Copy out the lines of the material word for word, from the line with "297, 80, 309]" to the line with "main-content: Cocoon 設定", both included.

_ENTRIES_.
§

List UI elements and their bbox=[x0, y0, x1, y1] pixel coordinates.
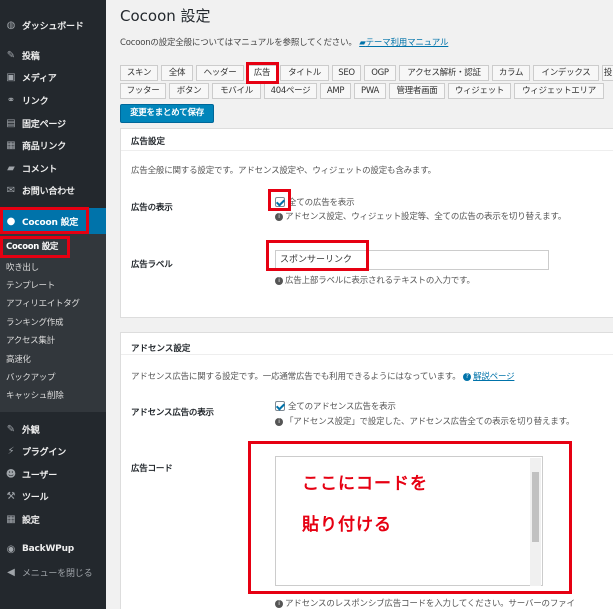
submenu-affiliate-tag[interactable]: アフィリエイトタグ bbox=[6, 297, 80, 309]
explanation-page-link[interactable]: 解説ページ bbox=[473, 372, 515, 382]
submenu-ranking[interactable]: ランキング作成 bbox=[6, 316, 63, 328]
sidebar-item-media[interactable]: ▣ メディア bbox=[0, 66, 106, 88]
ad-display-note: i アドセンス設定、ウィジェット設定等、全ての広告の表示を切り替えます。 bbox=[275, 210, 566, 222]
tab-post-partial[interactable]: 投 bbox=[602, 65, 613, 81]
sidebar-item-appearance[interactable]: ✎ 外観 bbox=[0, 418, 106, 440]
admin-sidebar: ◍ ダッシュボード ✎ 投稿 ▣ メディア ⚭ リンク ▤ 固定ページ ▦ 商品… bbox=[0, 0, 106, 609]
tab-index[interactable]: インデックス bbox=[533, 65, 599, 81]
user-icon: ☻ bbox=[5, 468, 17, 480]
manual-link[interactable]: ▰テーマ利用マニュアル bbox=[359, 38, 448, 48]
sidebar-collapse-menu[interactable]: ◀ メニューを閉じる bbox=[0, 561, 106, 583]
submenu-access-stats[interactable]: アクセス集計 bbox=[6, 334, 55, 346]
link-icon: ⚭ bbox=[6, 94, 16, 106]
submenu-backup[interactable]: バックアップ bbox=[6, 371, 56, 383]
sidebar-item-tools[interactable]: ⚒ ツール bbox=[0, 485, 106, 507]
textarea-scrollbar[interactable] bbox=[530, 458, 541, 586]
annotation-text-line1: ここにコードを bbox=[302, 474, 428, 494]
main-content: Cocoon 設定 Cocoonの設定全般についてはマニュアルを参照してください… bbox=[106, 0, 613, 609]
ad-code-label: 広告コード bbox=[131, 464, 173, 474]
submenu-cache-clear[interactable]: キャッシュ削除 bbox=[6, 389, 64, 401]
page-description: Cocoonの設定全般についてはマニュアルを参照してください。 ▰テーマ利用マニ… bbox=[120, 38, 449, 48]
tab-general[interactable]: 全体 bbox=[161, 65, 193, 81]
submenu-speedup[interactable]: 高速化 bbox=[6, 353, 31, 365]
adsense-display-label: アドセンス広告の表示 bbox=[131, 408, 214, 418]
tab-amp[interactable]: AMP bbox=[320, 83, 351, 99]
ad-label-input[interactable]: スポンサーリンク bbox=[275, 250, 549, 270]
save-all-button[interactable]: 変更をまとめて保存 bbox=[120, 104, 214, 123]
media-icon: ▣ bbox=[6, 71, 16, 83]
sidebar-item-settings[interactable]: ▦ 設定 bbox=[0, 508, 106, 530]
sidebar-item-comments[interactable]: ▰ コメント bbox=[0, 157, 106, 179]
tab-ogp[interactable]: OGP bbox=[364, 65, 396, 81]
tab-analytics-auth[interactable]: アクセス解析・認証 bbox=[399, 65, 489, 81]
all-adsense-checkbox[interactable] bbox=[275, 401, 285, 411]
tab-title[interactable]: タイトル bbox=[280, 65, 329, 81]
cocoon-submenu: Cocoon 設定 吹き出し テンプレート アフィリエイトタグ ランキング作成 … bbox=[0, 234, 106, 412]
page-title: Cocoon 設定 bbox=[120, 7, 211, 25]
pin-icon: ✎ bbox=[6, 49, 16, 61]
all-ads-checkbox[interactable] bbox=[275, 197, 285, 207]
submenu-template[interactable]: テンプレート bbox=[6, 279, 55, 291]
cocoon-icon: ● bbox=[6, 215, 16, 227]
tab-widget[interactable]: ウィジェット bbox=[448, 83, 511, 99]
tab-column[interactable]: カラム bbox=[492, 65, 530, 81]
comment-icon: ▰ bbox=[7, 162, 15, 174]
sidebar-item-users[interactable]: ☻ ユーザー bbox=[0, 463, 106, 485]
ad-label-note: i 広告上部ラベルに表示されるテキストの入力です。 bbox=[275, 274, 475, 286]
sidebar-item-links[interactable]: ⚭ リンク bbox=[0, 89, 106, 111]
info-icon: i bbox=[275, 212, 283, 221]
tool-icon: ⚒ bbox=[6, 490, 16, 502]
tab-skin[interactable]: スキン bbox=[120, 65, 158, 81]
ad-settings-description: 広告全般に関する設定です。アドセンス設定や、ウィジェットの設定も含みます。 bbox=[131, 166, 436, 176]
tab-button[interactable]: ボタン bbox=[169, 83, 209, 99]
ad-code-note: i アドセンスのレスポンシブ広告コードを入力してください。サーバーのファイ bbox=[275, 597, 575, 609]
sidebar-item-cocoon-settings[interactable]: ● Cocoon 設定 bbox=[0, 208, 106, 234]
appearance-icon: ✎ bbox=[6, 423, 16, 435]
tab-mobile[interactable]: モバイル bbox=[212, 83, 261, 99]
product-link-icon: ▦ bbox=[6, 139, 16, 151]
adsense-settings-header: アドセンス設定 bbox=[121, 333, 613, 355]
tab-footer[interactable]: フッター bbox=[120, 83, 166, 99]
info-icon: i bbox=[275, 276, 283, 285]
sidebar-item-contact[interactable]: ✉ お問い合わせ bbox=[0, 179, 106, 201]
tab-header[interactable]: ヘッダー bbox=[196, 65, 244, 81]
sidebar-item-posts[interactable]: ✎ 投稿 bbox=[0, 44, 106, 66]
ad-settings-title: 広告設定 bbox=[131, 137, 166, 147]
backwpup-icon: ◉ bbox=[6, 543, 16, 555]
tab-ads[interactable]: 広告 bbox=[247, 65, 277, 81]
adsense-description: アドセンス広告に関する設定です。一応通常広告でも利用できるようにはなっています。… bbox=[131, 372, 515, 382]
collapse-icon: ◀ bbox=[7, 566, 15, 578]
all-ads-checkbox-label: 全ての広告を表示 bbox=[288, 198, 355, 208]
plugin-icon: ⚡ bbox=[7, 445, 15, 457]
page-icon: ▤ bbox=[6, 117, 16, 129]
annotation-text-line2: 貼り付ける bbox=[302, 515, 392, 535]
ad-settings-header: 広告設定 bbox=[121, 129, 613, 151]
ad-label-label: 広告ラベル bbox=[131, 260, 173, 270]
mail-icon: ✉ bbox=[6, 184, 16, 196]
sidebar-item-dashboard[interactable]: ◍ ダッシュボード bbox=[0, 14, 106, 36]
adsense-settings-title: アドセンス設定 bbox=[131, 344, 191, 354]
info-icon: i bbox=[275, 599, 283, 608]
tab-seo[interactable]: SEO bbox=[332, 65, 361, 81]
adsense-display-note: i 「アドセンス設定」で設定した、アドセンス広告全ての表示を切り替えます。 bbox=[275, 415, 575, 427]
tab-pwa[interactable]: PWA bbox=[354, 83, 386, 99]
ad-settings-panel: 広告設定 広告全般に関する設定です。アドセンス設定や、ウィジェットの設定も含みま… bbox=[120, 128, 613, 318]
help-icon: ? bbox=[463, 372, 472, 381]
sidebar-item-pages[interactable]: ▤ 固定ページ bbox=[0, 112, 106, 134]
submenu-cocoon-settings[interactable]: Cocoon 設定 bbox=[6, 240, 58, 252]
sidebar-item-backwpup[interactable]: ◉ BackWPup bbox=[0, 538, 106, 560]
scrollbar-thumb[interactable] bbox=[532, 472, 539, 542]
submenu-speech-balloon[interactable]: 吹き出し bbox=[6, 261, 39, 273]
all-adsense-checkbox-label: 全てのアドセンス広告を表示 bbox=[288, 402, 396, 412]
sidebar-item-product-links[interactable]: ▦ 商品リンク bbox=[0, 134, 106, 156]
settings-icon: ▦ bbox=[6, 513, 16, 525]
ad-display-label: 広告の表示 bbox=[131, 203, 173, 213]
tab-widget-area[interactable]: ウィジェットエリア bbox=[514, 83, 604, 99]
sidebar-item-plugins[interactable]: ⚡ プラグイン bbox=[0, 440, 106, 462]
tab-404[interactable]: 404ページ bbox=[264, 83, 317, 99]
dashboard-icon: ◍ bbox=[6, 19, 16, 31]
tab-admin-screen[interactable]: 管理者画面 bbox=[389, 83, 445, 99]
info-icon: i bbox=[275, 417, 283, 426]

§

_RESULT BELOW_.
submenu-affiliate-tag[interactable]: アフィリエイトタグ bbox=[6, 297, 80, 309]
explanation-page-link[interactable]: 解説ページ bbox=[473, 372, 515, 382]
submenu-ranking[interactable]: ランキング作成 bbox=[6, 316, 63, 328]
sidebar-item-media[interactable]: ▣ メディア bbox=[0, 66, 106, 88]
ad-display-note: i アドセンス設定、ウィジェット設定等、全ての広告の表示を切り替えます。 bbox=[275, 210, 566, 222]
tab-post-partial[interactable]: 投 bbox=[602, 65, 613, 81]
sidebar-item-appearance[interactable]: ✎ 外観 bbox=[0, 418, 106, 440]
admin-sidebar: ◍ ダッシュボード ✎ 投稿 ▣ メディア ⚭ リンク ▤ 固定ページ ▦ 商品… bbox=[0, 0, 106, 609]
tab-index[interactable]: インデックス bbox=[533, 65, 599, 81]
user-icon: ☻ bbox=[5, 468, 17, 480]
manual-link[interactable]: ▰テーマ利用マニュアル bbox=[359, 38, 448, 48]
sidebar-collapse-menu[interactable]: ◀ メニューを閉じる bbox=[0, 561, 106, 583]
submenu-access-stats[interactable]: アクセス集計 bbox=[6, 334, 55, 346]
link-icon: ⚭ bbox=[6, 94, 16, 106]
submenu-backup[interactable]: バックアップ bbox=[6, 371, 56, 383]
sidebar-item-tools[interactable]: ⚒ ツール bbox=[0, 485, 106, 507]
textarea-scrollbar[interactable] bbox=[530, 458, 541, 586]
annotation-text-line1: ここにコードを bbox=[302, 474, 428, 494]
main-content: Cocoon 設定 Cocoonの設定全般についてはマニュアルを参照してください… bbox=[106, 0, 613, 609]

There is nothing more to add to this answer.